OBJECTIVE -
Render the listing as a Markdown table with the columns Row and Line, starting at its first line and stopping after the line that contains "text-line: 模板，将一个流水段的内墙正号模板按顺序吊至安装位置初步就位， (143, 229, 743, 253)". Give each row a number and leave out blank lines.
** BEGIN EXERCISE DATA **
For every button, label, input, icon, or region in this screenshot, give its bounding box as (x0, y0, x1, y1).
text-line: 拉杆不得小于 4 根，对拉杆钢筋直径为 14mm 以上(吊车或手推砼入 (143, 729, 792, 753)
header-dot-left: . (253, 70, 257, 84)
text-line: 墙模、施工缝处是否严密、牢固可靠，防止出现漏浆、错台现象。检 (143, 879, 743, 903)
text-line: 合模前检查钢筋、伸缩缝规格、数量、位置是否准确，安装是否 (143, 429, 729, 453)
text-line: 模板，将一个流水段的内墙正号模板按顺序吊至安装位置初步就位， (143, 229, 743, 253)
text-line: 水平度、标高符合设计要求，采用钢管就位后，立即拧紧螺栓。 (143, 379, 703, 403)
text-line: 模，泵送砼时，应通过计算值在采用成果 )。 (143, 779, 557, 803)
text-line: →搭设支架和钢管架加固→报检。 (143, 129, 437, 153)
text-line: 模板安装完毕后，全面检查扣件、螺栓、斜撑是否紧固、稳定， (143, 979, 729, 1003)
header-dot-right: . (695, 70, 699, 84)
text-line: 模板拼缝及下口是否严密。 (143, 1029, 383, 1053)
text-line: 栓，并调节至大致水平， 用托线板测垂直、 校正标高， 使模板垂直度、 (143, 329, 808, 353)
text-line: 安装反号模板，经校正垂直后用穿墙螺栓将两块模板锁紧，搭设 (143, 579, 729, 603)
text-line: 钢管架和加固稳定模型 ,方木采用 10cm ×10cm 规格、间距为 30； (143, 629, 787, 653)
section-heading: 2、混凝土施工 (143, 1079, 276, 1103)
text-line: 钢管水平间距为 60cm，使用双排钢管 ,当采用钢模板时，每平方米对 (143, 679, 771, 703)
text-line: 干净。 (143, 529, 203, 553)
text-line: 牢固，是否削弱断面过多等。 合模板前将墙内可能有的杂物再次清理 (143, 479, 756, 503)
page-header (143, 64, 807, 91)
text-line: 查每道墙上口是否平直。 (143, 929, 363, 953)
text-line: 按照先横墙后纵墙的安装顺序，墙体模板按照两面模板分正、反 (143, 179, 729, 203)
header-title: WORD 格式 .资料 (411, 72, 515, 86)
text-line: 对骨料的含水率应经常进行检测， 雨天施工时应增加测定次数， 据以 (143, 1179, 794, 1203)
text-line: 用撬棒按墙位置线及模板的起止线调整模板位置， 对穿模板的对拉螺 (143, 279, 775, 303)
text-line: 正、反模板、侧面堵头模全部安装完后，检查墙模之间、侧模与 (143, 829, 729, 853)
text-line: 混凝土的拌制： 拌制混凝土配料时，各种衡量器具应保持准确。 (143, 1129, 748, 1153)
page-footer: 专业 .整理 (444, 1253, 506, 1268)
** END EXERCISE DATA **
COMPLETE RESPONSE -
| Row | Line |
|---|---|
| 1 | For every button, label, input, icon, or region in this screenshot, give its bounding box as (x0, y0, x1, y1). |
| 2 | text-line: 拉杆不得小于 4 根，对拉杆钢筋直径为 14mm 以上(吊车或手推砼入 (143, 729, 792, 753) |
| 3 | header-dot-left: . (253, 70, 257, 84) |
| 4 | text-line: 墙模、施工缝处是否严密、牢固可靠，防止出现漏浆、错台现象。检 (143, 879, 743, 903) |
| 5 | text-line: 合模前检查钢筋、伸缩缝规格、数量、位置是否准确，安装是否 (143, 429, 729, 453) |
| 6 | text-line: 模板，将一个流水段的内墙正号模板按顺序吊至安装位置初步就位， (143, 229, 743, 253) |